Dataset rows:
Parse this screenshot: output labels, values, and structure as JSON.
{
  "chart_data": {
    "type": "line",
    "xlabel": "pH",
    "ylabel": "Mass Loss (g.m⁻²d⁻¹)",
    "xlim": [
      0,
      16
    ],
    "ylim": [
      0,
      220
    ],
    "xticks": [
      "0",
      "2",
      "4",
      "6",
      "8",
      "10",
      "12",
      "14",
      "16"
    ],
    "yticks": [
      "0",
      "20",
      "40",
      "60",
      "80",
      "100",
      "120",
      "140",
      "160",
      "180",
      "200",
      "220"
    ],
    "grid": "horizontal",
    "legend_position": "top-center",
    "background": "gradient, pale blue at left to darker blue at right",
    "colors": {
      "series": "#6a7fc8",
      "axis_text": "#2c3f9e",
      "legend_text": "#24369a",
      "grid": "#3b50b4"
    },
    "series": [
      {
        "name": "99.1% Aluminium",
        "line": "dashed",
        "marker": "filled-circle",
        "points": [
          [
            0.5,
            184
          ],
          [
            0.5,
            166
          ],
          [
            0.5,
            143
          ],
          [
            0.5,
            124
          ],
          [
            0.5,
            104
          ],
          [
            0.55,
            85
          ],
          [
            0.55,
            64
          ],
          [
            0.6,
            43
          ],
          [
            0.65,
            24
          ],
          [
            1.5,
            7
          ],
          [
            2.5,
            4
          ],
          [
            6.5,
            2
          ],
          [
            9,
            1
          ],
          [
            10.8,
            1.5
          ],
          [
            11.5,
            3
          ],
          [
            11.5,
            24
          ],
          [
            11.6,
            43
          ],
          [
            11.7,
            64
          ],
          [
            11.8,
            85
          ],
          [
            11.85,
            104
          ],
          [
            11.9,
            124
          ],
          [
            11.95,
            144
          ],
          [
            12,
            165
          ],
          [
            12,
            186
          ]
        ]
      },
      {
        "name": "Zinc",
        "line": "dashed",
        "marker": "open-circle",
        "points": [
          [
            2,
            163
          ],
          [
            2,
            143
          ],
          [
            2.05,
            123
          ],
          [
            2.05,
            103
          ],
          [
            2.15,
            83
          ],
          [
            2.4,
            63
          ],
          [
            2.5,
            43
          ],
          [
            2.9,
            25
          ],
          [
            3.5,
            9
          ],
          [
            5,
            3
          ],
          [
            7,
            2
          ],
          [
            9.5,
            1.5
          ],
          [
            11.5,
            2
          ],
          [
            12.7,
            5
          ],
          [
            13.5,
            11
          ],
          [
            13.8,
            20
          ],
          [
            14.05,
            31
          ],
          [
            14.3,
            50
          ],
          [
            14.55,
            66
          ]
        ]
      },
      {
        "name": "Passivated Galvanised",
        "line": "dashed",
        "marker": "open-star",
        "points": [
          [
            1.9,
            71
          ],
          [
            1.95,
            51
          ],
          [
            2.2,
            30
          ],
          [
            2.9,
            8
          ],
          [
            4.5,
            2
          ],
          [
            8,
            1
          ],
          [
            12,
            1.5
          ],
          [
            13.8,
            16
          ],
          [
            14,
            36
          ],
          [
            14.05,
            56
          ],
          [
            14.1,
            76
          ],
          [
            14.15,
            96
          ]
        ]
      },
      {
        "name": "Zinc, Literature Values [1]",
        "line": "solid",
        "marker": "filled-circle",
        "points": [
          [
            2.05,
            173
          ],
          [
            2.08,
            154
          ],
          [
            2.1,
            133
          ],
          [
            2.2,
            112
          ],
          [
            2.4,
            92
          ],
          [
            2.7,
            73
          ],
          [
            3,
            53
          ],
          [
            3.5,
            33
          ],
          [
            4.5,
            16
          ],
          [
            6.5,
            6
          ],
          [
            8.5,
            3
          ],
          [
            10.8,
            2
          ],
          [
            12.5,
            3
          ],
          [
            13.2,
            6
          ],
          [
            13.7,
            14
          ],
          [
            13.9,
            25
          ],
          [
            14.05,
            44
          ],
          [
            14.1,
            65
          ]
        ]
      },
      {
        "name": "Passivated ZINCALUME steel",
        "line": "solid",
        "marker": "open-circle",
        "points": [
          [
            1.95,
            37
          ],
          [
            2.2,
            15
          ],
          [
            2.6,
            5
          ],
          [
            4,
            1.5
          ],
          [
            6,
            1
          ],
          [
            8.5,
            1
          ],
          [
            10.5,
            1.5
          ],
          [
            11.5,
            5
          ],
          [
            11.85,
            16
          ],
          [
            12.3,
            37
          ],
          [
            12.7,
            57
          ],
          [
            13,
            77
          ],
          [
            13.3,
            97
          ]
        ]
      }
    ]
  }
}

**To be done**
Return each full line of the entries that contains the word "Passivated".

**Expected answer**
        "name": "Passivated Galvanised",
        "name": "Passivated ZINCALUME steel",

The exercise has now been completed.